_Goal of the exercise:_ Show every line of the records below that contains the word "content".

"""

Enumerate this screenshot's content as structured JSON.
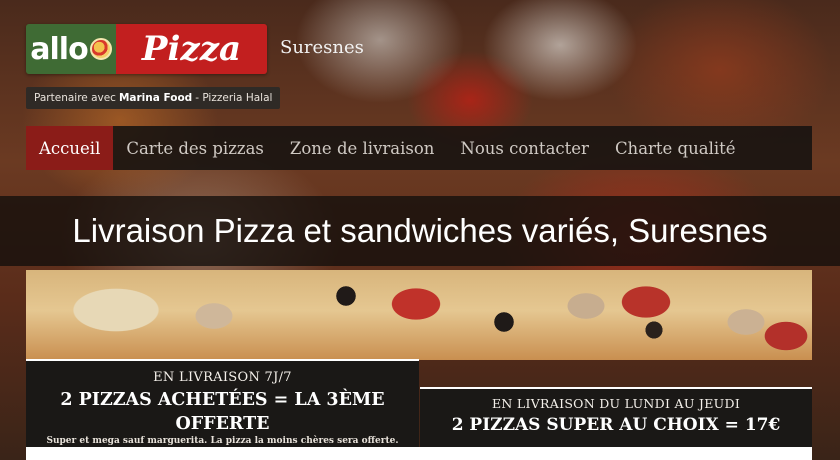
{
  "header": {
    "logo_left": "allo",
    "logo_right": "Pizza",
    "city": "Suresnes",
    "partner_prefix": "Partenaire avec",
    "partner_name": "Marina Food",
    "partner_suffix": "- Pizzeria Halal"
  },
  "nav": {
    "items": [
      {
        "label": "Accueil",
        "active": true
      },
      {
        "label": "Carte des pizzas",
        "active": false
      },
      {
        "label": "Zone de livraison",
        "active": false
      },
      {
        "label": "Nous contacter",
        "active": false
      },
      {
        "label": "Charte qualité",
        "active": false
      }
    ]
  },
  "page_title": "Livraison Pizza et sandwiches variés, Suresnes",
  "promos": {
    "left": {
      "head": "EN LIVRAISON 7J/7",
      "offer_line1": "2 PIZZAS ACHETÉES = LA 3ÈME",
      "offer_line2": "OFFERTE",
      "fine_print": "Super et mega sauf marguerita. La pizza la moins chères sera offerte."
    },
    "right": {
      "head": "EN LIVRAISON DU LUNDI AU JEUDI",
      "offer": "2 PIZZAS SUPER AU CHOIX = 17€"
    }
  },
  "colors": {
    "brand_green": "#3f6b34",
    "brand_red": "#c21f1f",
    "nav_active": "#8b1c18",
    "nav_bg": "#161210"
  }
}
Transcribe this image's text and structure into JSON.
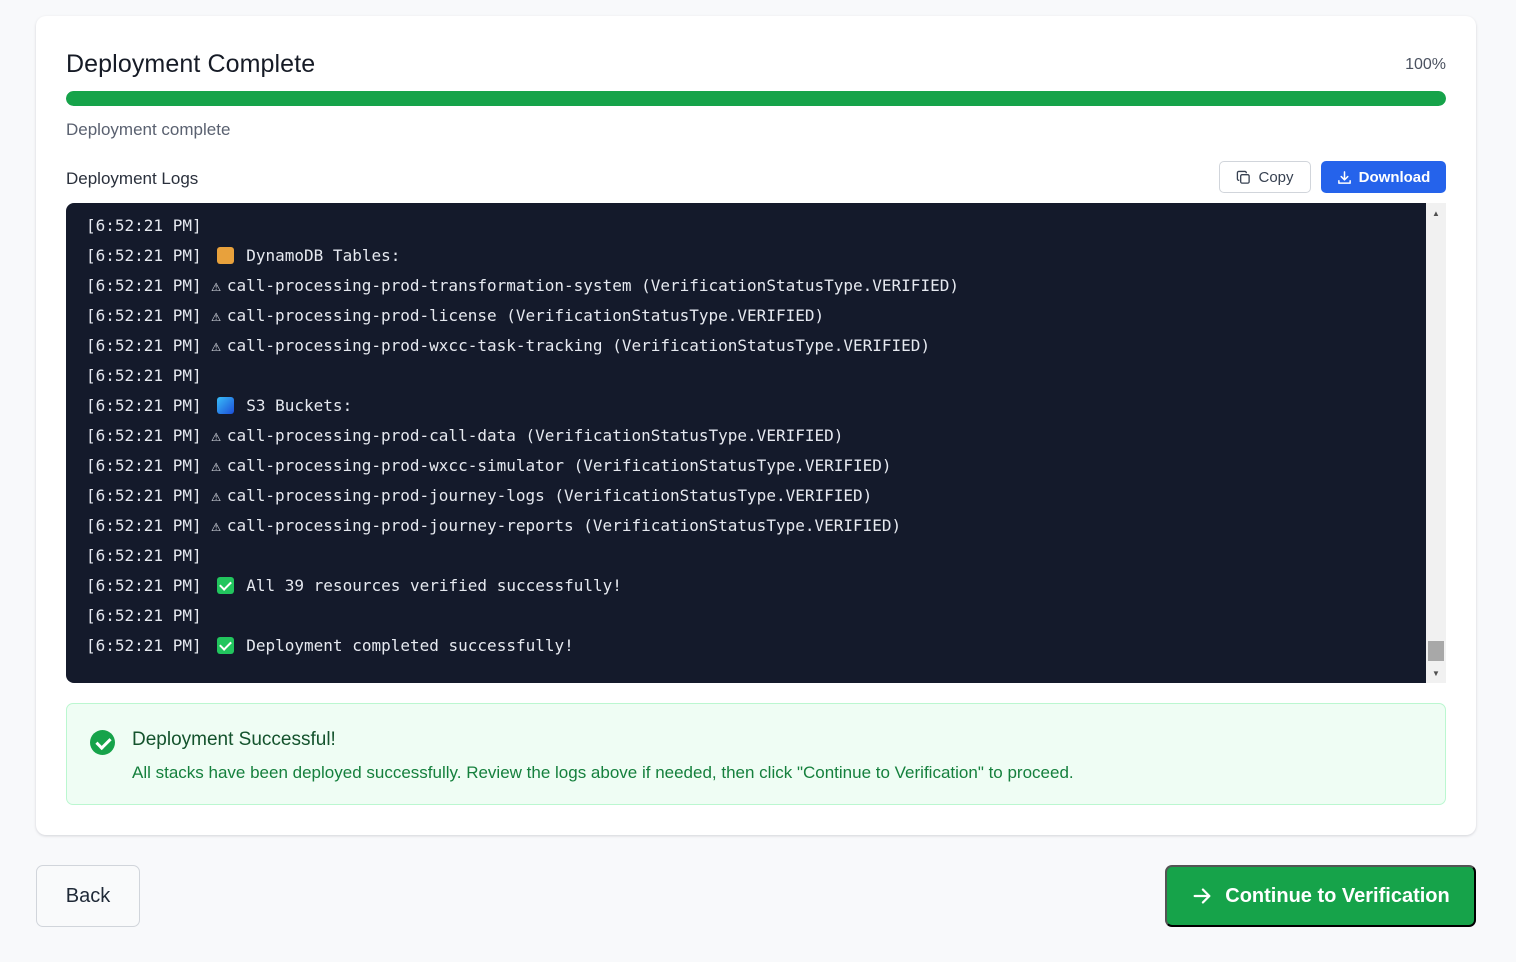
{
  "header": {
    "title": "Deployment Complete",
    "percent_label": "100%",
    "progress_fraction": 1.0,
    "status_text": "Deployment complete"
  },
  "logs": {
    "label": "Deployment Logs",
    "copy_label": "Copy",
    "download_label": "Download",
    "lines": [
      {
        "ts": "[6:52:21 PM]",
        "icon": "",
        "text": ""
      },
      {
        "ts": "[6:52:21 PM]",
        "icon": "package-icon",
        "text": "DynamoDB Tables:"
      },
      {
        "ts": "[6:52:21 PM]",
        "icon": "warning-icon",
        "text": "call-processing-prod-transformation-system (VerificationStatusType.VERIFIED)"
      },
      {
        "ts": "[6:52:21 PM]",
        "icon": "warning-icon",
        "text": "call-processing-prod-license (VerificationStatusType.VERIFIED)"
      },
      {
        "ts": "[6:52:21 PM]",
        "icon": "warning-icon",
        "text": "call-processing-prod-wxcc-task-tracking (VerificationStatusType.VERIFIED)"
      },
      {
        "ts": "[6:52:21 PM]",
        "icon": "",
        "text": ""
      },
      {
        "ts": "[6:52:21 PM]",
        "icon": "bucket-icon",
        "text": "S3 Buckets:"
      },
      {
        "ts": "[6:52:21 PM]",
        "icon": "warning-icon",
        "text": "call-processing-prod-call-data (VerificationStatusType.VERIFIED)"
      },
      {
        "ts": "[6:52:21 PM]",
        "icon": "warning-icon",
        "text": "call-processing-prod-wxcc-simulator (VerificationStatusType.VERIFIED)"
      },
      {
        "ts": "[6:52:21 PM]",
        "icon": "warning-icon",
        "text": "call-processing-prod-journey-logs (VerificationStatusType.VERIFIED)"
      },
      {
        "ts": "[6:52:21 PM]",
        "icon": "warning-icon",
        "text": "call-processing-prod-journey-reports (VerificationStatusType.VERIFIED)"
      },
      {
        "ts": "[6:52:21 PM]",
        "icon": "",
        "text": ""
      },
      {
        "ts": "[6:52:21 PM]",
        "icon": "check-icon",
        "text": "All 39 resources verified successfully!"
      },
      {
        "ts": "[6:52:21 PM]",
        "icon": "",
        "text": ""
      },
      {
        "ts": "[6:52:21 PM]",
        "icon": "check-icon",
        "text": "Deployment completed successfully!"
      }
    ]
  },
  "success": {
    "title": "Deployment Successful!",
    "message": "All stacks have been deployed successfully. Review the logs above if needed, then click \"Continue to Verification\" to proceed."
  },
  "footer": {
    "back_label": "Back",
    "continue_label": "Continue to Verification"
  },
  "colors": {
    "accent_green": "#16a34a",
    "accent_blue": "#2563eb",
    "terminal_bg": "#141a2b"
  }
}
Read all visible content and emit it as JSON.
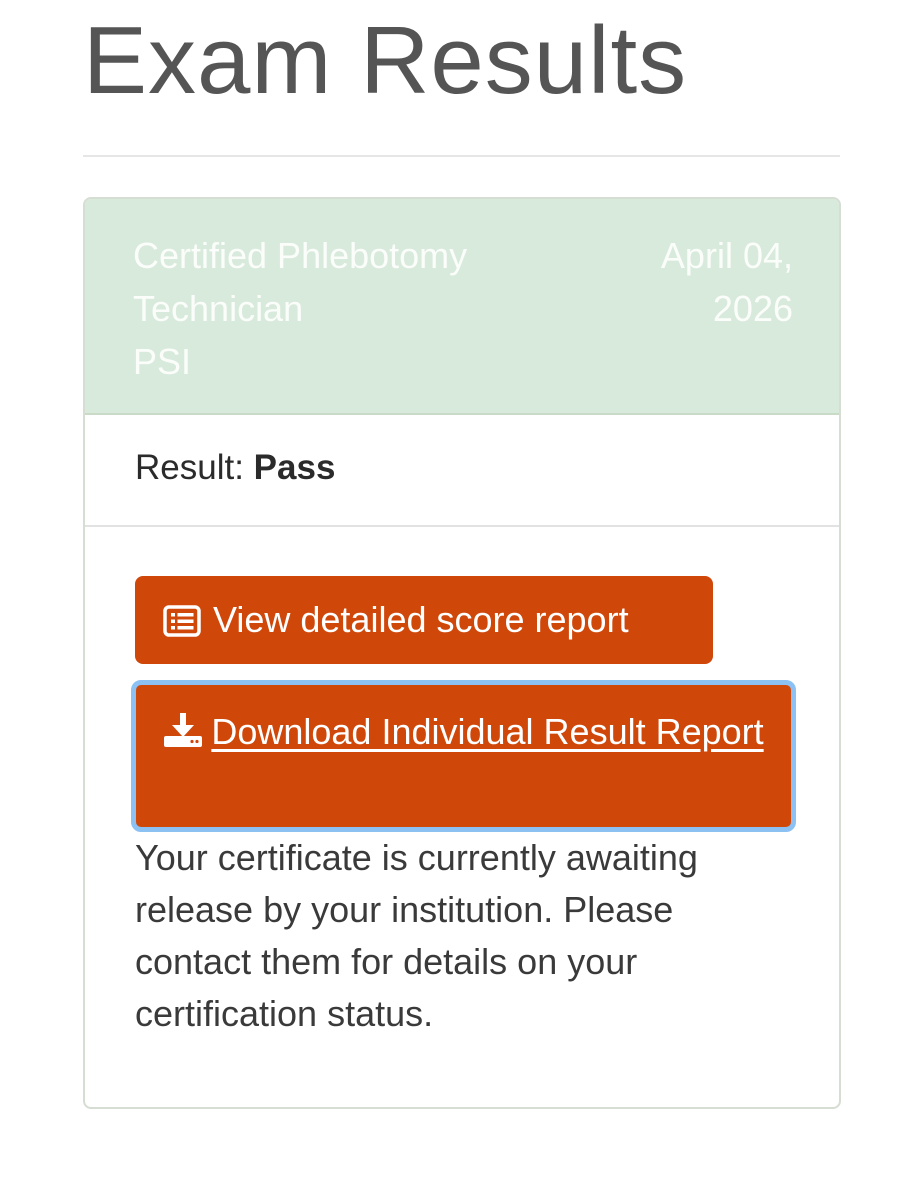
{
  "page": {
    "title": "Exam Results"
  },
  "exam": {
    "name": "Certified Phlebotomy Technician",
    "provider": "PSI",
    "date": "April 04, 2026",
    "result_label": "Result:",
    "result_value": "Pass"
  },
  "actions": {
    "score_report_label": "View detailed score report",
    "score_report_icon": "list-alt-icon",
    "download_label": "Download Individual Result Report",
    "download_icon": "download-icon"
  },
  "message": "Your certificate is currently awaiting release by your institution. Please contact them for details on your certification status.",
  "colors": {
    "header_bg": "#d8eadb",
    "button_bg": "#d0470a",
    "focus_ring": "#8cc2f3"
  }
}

"""

_Complete response:_
Enumerate this screenshot's content as structured JSON.
Read all visible content and emit it as JSON.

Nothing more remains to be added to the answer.